La Cour de justice reconnaît aux États membres la faculté d’adopter des mesures contraignantes pour garantir l’effectivité de l’éloignement d’un citoyen de l’Union, y compris en s’inspirant du régime applicable aux ressortissants de pays tiers (A). Toutefois, elle soumet cette faculté au respect de conditions strictes découlant du statut de citoyen de l’Union (B).

A. La légitimation de mesures préventives contre le risque de fuite

La Cour constate d’abord que la directive 2004/38, qui régit la libre circulation des citoyens de l’Union, ne contient pas de dispositions précises sur les mesures pouvant être prises pour éviter le risque de fuite d’une personne faisant l’objet d’une décision d’éloignement. En l’absence de réglementation de l’Union, les États membres conservent la compétence pour édicter des règles à cet effet. La Cour admet donc qu’un État membre puisse « s’inspirer des dispositions de la directive 2008/115 », notamment de son article 7, paragraphe 3, qui autorise des mesures telles que l’obligation de se présenter aux autorités ou de demeurer en un lieu déterminé.

Le raisonnement de la Cour repose sur la nécessité de garantir l’effet utile des décisions d’éloignement prises pour des motifs d’ordre public. Une mesure visant à prévenir la fuite « contribue nécessairement à la protection de l’ordre public, dans la mesure où elle vise, en définitive, à assurer qu’une personne qui est considérée comme représentant une menace pour l’ordre public de l’État membre d’accueil soit éloignée du territoire de celui-ci ». L’objectif de la mesure préventive se rattache ainsi directement à la finalité de la décision d’éloignement elle-même, justifiant ainsi la restriction à la liberté de circulation qu’elle engendre. La Cour estime donc que de telles mesures sont, par principe, susceptibles d’être justifiées au titre de l’article 27 de la directive 2004/38.

*Travail à faire*:
(1) Modifiez le passage du document source allant de « La Cour de justice » à « de l’Union (B). » en substituant « exigences rigoureuses » à « conditions strictes ».
(2) Relevez toutes les références numérotées à des directives ou à des articles que cite le document source.
Les lignes qui suivent ne sont pas nécessaires.

*Contenu des données*:
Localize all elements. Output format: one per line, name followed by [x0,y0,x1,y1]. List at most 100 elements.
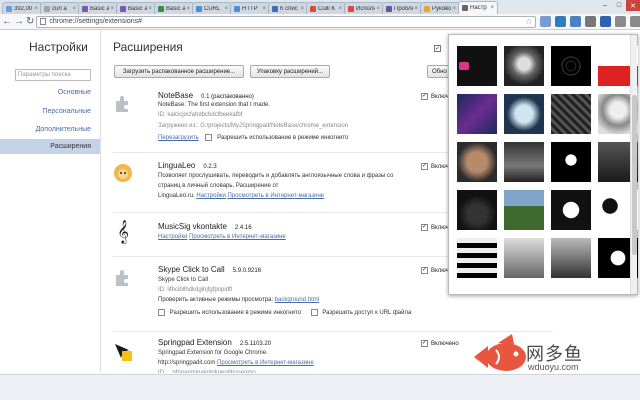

*Résultats des exercices*:
(1)
La Cour de justice reconnaît aux États membres la faculté d’adopter des mesures contraignantes pour garantir l’effectivité de l’éloignement d’un citoyen de l’Union, y compris en s’inspirant du régime applicable aux ressortissants de pays tiers (A). Toutefois, elle soumet cette faculté au respect de exigences rigoureuses découlant du statut de citoyen de l’Union (B).

(2)
- directive 2004/38
- directive 2008/115
- article 7, paragraphe 3 (de la directive 2008/115)
- article 27 (de la directive 2004/38)